__Listing__:
-- Start --

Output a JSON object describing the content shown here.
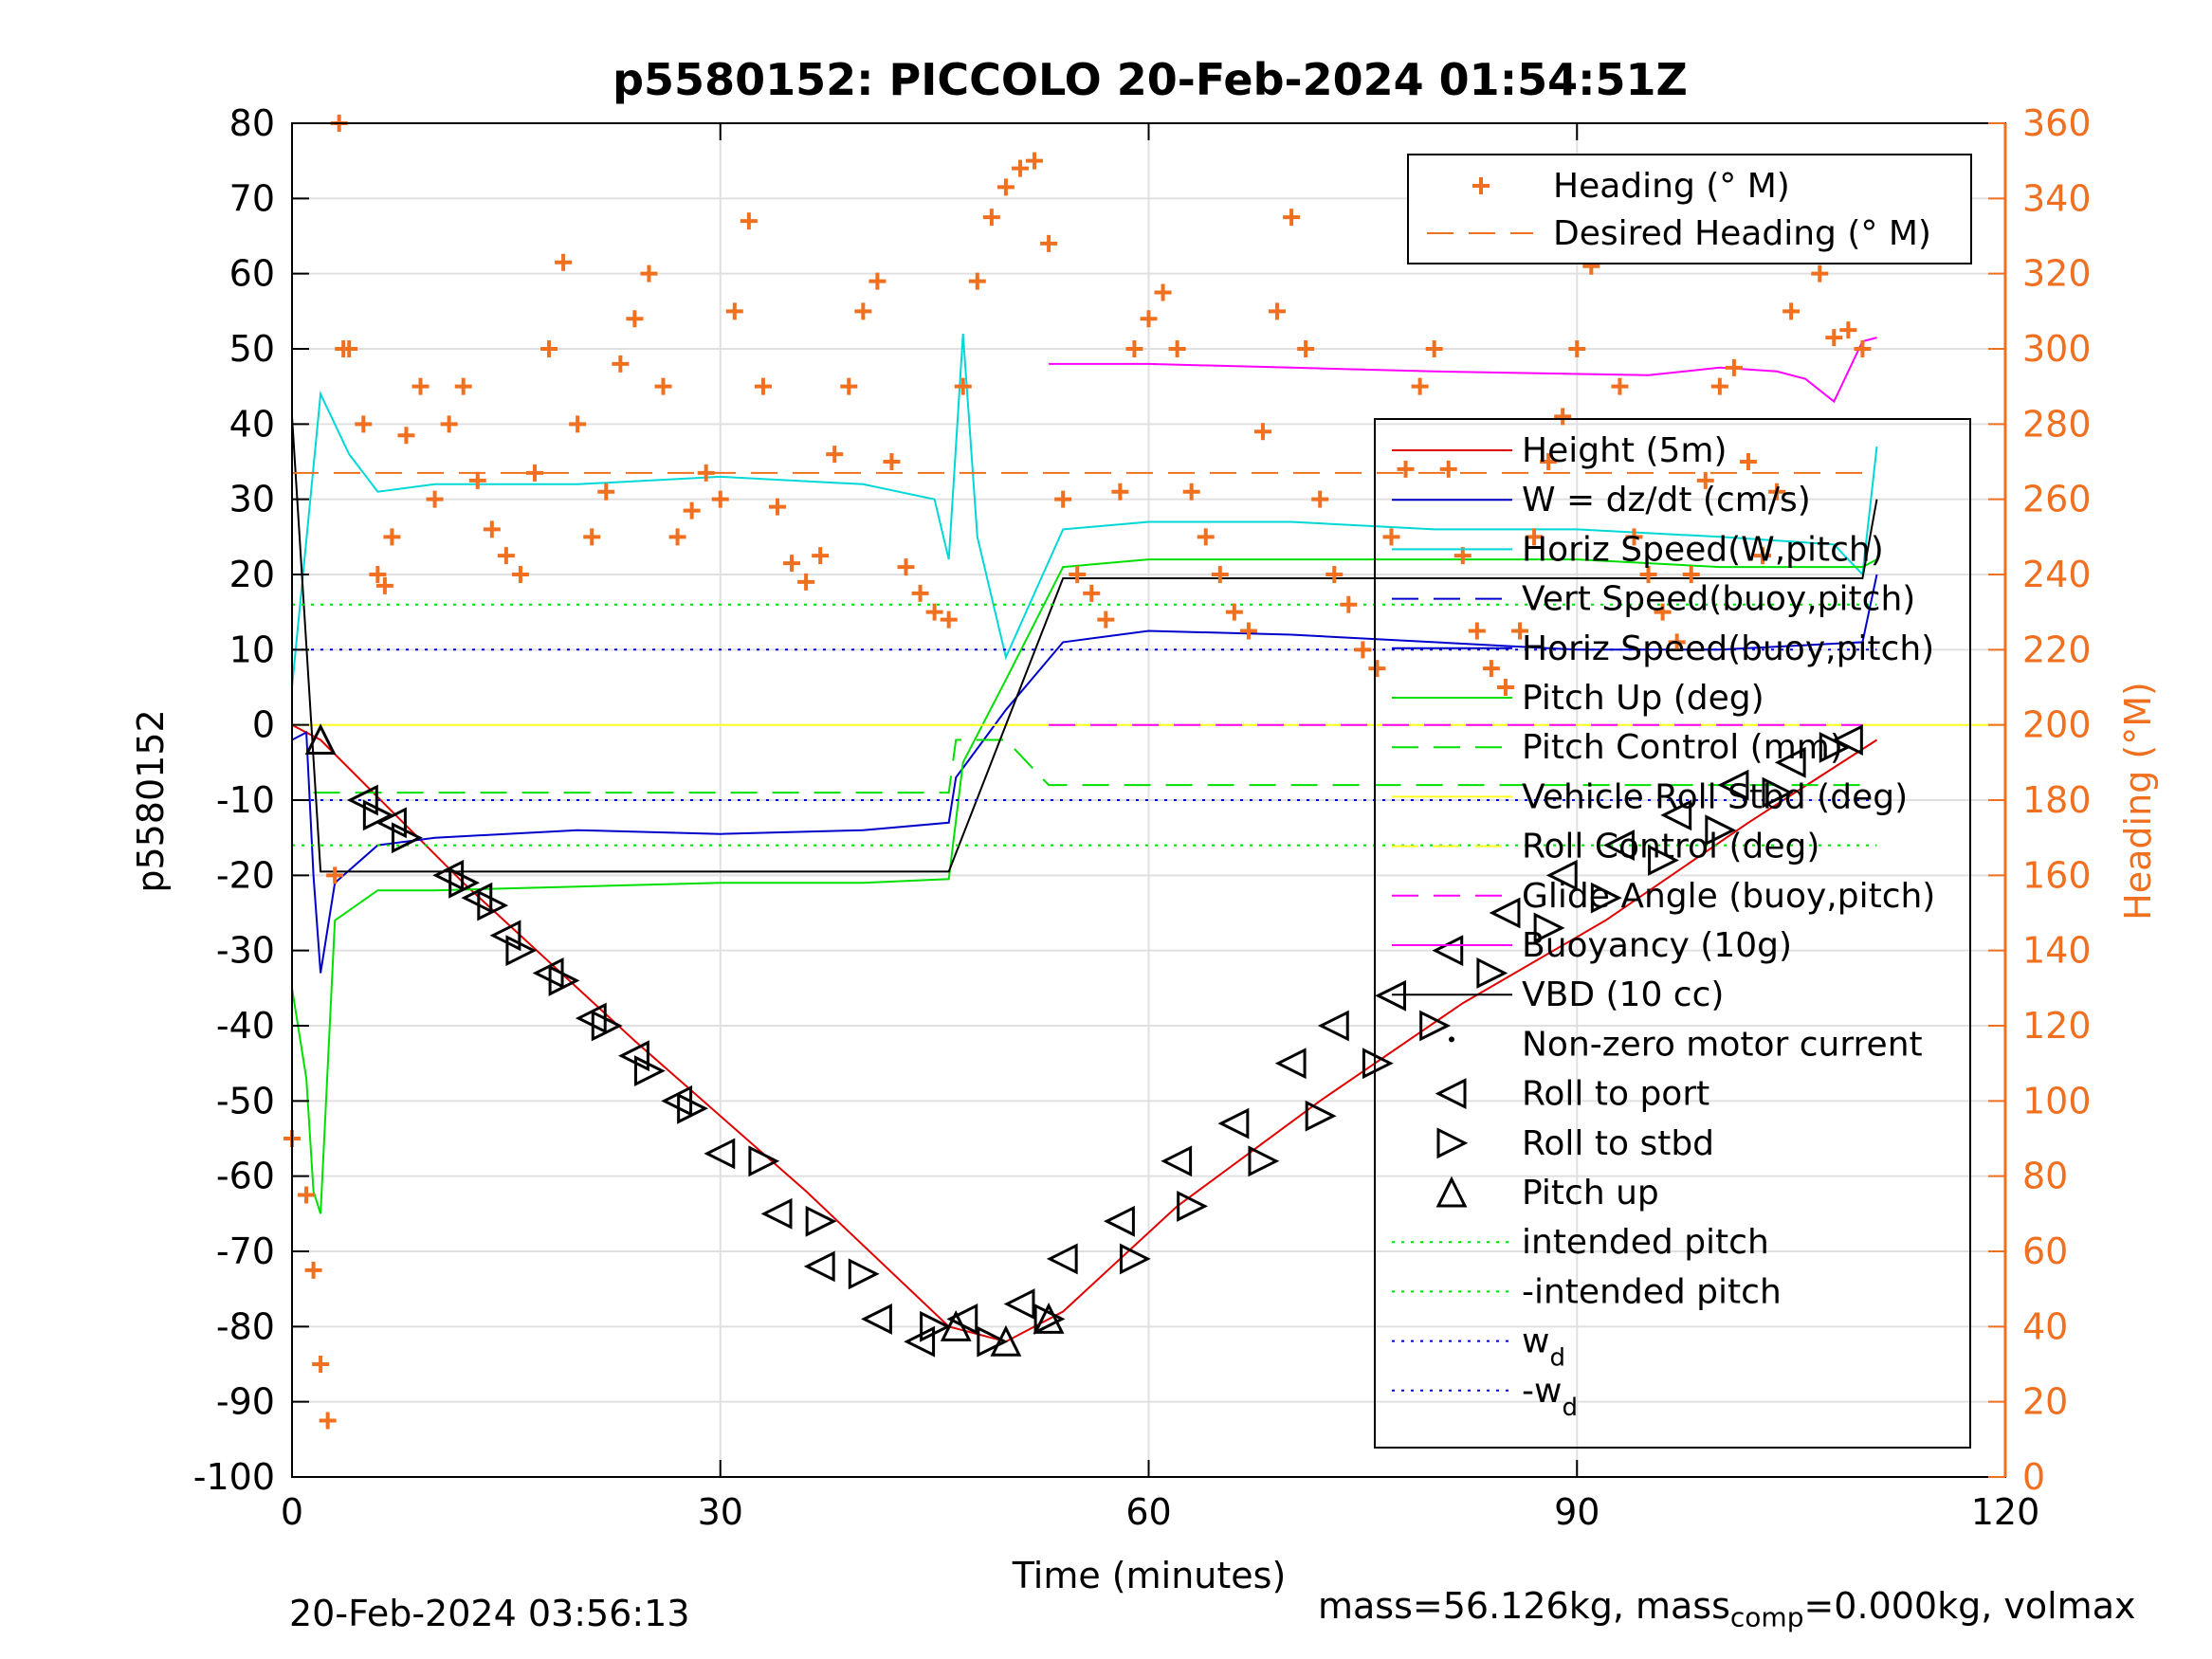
{
  "chart_data": {
    "type": "line",
    "title": "p5580152: PICCOLO 20-Feb-2024 01:54:51Z",
    "xlabel": "Time (minutes)",
    "ylabel": "p5580152",
    "y2label": "Heading (°M)",
    "xlim": [
      0,
      120
    ],
    "ylim": [
      -100,
      80
    ],
    "y2lim": [
      0,
      360
    ],
    "xticks": [
      0,
      30,
      60,
      90,
      120
    ],
    "yticks": [
      -100,
      -90,
      -80,
      -70,
      -60,
      -50,
      -40,
      -30,
      -20,
      -10,
      0,
      10,
      20,
      30,
      40,
      50,
      60,
      70,
      80
    ],
    "y2ticks": [
      0,
      20,
      40,
      60,
      80,
      100,
      120,
      140,
      160,
      180,
      200,
      220,
      240,
      260,
      280,
      300,
      320,
      340,
      360
    ],
    "grid": true,
    "colors": {
      "heading": "#f07020",
      "height": "#e00000",
      "w": "#0000cc",
      "horiz_speed_w": "#00d8d8",
      "pitch": "#00e000",
      "roll": "#ffff20",
      "glide": "#ff00ff",
      "vbd": "#000000"
    },
    "legend_top": {
      "placement": "top-right",
      "entries": [
        "Heading (° M)",
        "Desired Heading (° M)"
      ]
    },
    "legend_main": {
      "placement": "right",
      "entries": [
        "Height (5m)",
        "W = dz/dt (cm/s)",
        "Horiz Speed(W,pitch)",
        "Vert Speed(buoy,pitch)",
        "Horiz Speed(buoy,pitch)",
        "Pitch Up (deg)",
        "Pitch Control (mm)",
        "Vehicle Roll Stbd (deg)",
        "Roll Control (deg)",
        "Glide Angle (buoy,pitch)",
        "Buoyancy (10g)",
        "VBD (10 cc)",
        "Non-zero motor current",
        "Roll to port",
        "Roll to stbd",
        "Pitch up",
        "intended pitch",
        "-intended pitch",
        "w_d",
        "-w_d"
      ]
    },
    "series": [
      {
        "name": "Height (5m)",
        "x": [
          0,
          2,
          12,
          24,
          36,
          46,
          50,
          54,
          62,
          72,
          82,
          92,
          102,
          111
        ],
        "values": [
          0,
          -2,
          -21,
          -42,
          -62,
          -80,
          -82,
          -78,
          -64,
          -50,
          -37,
          -26,
          -13,
          -2
        ]
      },
      {
        "name": "W = dz/dt (cm/s)",
        "x": [
          0,
          1,
          1.5,
          2,
          3,
          6,
          10,
          20,
          30,
          40,
          46,
          46.5,
          50,
          54,
          60,
          70,
          80,
          90,
          100,
          110,
          111
        ],
        "values": [
          -2,
          -1,
          -20,
          -33,
          -21,
          -16,
          -15,
          -14,
          -14.5,
          -14,
          -13,
          -7,
          2,
          11,
          12.5,
          12,
          11,
          10,
          10,
          11,
          20
        ]
      },
      {
        "name": "Horiz Speed(W,pitch)",
        "x": [
          0,
          2,
          4,
          6,
          10,
          20,
          30,
          40,
          45,
          46,
          47,
          48,
          50,
          54,
          60,
          70,
          80,
          90,
          100,
          108,
          110,
          111
        ],
        "values": [
          5,
          44,
          36,
          31,
          32,
          32,
          33,
          32,
          30,
          22,
          52,
          25,
          9,
          26,
          27,
          27,
          26,
          26,
          25,
          24,
          20,
          37
        ]
      },
      {
        "name": "Pitch Up (deg)",
        "x": [
          0,
          1,
          1.5,
          2,
          3,
          6,
          10,
          20,
          30,
          40,
          46,
          47,
          50,
          54,
          60,
          70,
          80,
          90,
          100,
          110,
          111
        ],
        "values": [
          -35,
          -47,
          -62,
          -65,
          -26,
          -22,
          -22,
          -21.5,
          -21,
          -21,
          -20.5,
          -5,
          6,
          21,
          22,
          22,
          22,
          22,
          21,
          21,
          22
        ]
      },
      {
        "name": "Pitch Control (mm)",
        "x": [
          1.5,
          46,
          46.5,
          50,
          53,
          110
        ],
        "values": [
          -9,
          -9,
          -2,
          -2,
          -8,
          -8
        ]
      },
      {
        "name": "Vehicle Roll Stbd (deg)",
        "x": [
          0,
          120
        ],
        "values": [
          0,
          0
        ]
      },
      {
        "name": "Glide Angle (buoy,pitch)",
        "x": [
          53,
          110
        ],
        "values": [
          0,
          0
        ]
      },
      {
        "name": "Buoyancy (10g)",
        "x": [
          53,
          60,
          70,
          80,
          95,
          100,
          104,
          106,
          108,
          110,
          111
        ],
        "values": [
          48,
          48,
          47.5,
          47,
          46.5,
          47.5,
          47,
          46,
          43,
          51,
          51.5
        ]
      },
      {
        "name": "VBD (10 cc)",
        "x": [
          0,
          2,
          4,
          46,
          50,
          54,
          110,
          111
        ],
        "values": [
          41,
          -19.5,
          -19.5,
          -19.5,
          0,
          19.5,
          19.5,
          30
        ]
      },
      {
        "name": "intended pitch",
        "x": [
          0,
          111
        ],
        "values": [
          16,
          16
        ]
      },
      {
        "name": "-intended pitch",
        "x": [
          0,
          111
        ],
        "values": [
          -16,
          -16
        ]
      },
      {
        "name": "w_d",
        "x": [
          0,
          111
        ],
        "values": [
          10,
          10
        ]
      },
      {
        "name": "-w_d",
        "x": [
          0,
          111
        ],
        "values": [
          -10,
          -10
        ]
      },
      {
        "name": "Desired Heading (° M)",
        "axis": "right",
        "x": [
          0,
          111
        ],
        "values": [
          267,
          267
        ]
      },
      {
        "name": "Heading (° M)",
        "axis": "right",
        "x": [
          0,
          1,
          1.5,
          2,
          2.5,
          3,
          3.3,
          3.6,
          4,
          5,
          6,
          6.5,
          7,
          8,
          9,
          10,
          11,
          12,
          13,
          14,
          15,
          16,
          17,
          18,
          19,
          20,
          21,
          22,
          23,
          24,
          25,
          26,
          27,
          28,
          29,
          30,
          31,
          32,
          33,
          34,
          35,
          36,
          37,
          38,
          39,
          40,
          41,
          42,
          43,
          44,
          45,
          46,
          47,
          48,
          49,
          50,
          51,
          52,
          53,
          54,
          55,
          56,
          57,
          58,
          59,
          60,
          61,
          62,
          63,
          64,
          65,
          66,
          67,
          68,
          69,
          70,
          71,
          72,
          73,
          74,
          75,
          76,
          77,
          78,
          79,
          80,
          81,
          82,
          83,
          84,
          85,
          86,
          87,
          88,
          89,
          90,
          91,
          92,
          93,
          94,
          95,
          96,
          97,
          98,
          99,
          100,
          101,
          102,
          103,
          104,
          105,
          106,
          107,
          108,
          109,
          110
        ],
        "values": [
          90,
          75,
          55,
          30,
          15,
          160,
          360,
          300,
          300,
          280,
          240,
          237,
          250,
          277,
          290,
          260,
          280,
          290,
          265,
          252,
          245,
          240,
          267,
          300,
          323,
          280,
          250,
          262,
          296,
          308,
          320,
          290,
          250,
          257,
          267,
          260,
          310,
          334,
          290,
          258,
          243,
          238,
          245,
          272,
          290,
          310,
          318,
          270,
          242,
          235,
          230,
          228,
          290,
          318,
          335,
          343,
          348,
          350,
          328,
          260,
          240,
          235,
          228,
          262,
          300,
          308,
          315,
          300,
          262,
          250,
          240,
          230,
          225,
          278,
          310,
          335,
          300,
          260,
          240,
          232,
          220,
          215,
          250,
          268,
          290,
          300,
          268,
          245,
          225,
          215,
          210,
          225,
          250,
          270,
          282,
          300,
          322,
          325,
          290,
          250,
          240,
          230,
          222,
          240,
          265,
          290,
          295,
          270,
          245,
          262,
          310,
          335,
          320,
          303,
          305,
          300
        ]
      }
    ],
    "markers": {
      "roll_to_port": {
        "label": "Roll to port",
        "x": [
          5,
          7,
          11,
          13,
          15,
          18,
          21,
          24,
          27,
          30,
          34,
          37,
          41,
          44,
          47,
          51,
          54,
          58,
          62,
          66,
          70,
          73,
          77,
          81,
          85,
          89,
          93,
          97,
          101,
          105,
          109
        ],
        "values": [
          -10,
          -13,
          -20,
          -23,
          -28,
          -33,
          -39,
          -44,
          -50,
          -57,
          -65,
          -72,
          -79,
          -82,
          -79,
          -77,
          -71,
          -66,
          -58,
          -53,
          -45,
          -40,
          -36,
          -30,
          -25,
          -20,
          -16,
          -12,
          -8,
          -5,
          -2
        ]
      },
      "roll_to_stbd": {
        "label": "Roll to stbd",
        "x": [
          6,
          8,
          12,
          14,
          16,
          19,
          22,
          25,
          28,
          33,
          37,
          40,
          45,
          49,
          53,
          59,
          63,
          68,
          72,
          76,
          80,
          84,
          88,
          92,
          96,
          100,
          104,
          108
        ],
        "values": [
          -12,
          -15,
          -21,
          -24,
          -30,
          -34,
          -40,
          -46,
          -51,
          -58,
          -66,
          -73,
          -80,
          -82,
          -79,
          -71,
          -64,
          -58,
          -52,
          -45,
          -40,
          -33,
          -27,
          -23,
          -18,
          -14,
          -9,
          -3
        ]
      },
      "pitch_up": {
        "label": "Pitch up",
        "x": [
          2,
          46.5,
          50,
          53
        ],
        "values": [
          -2,
          -80,
          -82,
          -79
        ]
      }
    }
  },
  "footer": {
    "left": "20-Feb-2024 03:56:13",
    "right_a": "mass=56.126kg, mass",
    "right_sub": "comp",
    "right_b": "=0.000kg, volmax"
  }
}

-- End --

__Instruction__: Search the data for the string "Control". List each line that has it.

__Complete answer__:
        "Pitch Control (mm)",
        "Roll Control (deg)",
        "name": "Pitch Control (mm)",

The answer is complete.